_TO BE DONE_
Copy every line that mentions the word "Tiempo".

::: SUPPLIED RECORDS

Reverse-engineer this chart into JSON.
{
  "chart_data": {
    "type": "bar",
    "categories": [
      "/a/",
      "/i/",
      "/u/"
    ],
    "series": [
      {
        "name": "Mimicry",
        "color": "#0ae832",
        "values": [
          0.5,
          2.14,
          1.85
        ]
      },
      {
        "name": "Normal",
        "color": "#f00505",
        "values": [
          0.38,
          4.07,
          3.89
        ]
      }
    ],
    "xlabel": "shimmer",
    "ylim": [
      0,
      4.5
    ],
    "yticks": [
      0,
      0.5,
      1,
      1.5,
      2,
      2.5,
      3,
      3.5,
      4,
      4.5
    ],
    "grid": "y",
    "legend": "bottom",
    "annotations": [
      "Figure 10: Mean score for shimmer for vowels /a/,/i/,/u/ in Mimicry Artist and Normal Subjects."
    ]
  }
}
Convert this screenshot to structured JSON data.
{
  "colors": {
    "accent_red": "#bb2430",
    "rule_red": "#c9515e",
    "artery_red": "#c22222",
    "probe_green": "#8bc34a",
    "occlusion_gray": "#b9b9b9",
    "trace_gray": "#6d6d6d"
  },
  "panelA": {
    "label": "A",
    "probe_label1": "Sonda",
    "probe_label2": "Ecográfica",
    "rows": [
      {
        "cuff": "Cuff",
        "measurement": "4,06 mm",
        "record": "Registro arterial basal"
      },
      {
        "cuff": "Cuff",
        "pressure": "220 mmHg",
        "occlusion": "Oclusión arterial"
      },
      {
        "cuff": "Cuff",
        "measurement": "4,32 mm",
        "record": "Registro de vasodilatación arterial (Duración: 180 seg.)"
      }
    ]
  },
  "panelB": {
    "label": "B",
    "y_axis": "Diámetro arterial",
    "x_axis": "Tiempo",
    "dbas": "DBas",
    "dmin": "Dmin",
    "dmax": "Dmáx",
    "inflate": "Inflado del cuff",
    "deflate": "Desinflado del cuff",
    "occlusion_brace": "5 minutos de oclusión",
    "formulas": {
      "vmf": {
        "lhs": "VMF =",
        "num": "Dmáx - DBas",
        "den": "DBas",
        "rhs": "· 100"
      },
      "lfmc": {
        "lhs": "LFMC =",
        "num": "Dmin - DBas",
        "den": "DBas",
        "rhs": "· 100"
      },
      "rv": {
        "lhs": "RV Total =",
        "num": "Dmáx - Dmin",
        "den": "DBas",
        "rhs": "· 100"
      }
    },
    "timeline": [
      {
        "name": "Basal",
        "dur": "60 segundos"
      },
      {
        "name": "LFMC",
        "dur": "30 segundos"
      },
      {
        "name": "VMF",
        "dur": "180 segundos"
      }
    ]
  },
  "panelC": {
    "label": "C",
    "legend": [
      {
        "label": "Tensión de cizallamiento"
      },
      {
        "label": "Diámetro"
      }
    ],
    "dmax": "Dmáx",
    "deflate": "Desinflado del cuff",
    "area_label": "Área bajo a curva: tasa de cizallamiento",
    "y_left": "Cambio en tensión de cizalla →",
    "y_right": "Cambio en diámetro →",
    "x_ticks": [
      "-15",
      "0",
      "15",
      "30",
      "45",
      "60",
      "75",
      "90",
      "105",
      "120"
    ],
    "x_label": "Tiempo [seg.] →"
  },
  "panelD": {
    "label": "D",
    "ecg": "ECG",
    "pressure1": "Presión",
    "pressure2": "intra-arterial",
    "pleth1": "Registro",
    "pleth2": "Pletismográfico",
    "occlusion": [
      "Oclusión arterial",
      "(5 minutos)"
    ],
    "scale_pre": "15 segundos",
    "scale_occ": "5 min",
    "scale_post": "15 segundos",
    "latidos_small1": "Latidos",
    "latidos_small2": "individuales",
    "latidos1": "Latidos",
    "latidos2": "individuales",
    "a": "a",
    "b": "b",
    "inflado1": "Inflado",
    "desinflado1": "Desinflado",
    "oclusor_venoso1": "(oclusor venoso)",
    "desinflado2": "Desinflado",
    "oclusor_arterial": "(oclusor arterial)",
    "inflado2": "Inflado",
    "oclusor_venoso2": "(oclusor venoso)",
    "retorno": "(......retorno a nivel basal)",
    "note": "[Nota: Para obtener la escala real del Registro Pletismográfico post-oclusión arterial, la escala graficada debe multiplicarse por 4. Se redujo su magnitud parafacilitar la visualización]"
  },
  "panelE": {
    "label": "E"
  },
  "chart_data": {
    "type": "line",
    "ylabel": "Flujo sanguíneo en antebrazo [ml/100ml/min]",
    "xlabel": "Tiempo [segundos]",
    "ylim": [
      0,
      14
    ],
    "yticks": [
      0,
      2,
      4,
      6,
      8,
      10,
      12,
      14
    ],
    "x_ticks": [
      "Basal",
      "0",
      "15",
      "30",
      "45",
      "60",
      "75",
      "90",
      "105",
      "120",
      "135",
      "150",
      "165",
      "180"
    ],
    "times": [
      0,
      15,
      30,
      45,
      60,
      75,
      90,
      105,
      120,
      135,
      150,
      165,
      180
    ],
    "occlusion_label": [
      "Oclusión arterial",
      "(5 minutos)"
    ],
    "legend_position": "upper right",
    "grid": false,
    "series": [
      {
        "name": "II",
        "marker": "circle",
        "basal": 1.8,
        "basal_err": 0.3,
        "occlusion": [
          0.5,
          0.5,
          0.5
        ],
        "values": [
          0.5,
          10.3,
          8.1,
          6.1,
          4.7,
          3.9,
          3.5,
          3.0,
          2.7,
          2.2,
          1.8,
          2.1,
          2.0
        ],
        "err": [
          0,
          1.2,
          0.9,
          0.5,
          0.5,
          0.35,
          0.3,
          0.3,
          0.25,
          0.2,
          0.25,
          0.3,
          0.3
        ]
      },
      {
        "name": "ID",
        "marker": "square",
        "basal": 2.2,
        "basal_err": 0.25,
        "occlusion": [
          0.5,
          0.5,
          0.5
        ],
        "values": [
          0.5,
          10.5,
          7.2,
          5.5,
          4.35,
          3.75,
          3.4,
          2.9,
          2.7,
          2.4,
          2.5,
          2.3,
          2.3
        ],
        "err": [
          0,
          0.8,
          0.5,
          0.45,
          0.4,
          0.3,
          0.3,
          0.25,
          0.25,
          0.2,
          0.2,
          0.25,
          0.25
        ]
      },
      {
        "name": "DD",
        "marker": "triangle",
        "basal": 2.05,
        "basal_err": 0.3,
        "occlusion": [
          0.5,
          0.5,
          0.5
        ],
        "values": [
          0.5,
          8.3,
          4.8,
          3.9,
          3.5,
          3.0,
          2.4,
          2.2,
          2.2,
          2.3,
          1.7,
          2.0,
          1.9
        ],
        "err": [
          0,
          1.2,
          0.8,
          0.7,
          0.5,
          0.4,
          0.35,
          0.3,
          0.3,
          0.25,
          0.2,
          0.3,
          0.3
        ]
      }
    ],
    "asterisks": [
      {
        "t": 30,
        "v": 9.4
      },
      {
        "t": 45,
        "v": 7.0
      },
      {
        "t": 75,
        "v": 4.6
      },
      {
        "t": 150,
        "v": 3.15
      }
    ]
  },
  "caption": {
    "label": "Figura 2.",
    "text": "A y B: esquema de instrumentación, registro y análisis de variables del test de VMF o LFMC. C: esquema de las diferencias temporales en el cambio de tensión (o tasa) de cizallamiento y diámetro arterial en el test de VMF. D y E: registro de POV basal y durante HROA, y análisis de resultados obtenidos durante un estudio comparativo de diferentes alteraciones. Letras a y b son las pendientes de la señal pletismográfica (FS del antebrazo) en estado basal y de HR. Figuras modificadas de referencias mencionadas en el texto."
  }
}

::::::

_ANSWER FOR THE TASK_
    "x_axis": "Tiempo",
    "x_label": "Tiempo [seg.] →"
    "xlabel": "Tiempo [segundos]",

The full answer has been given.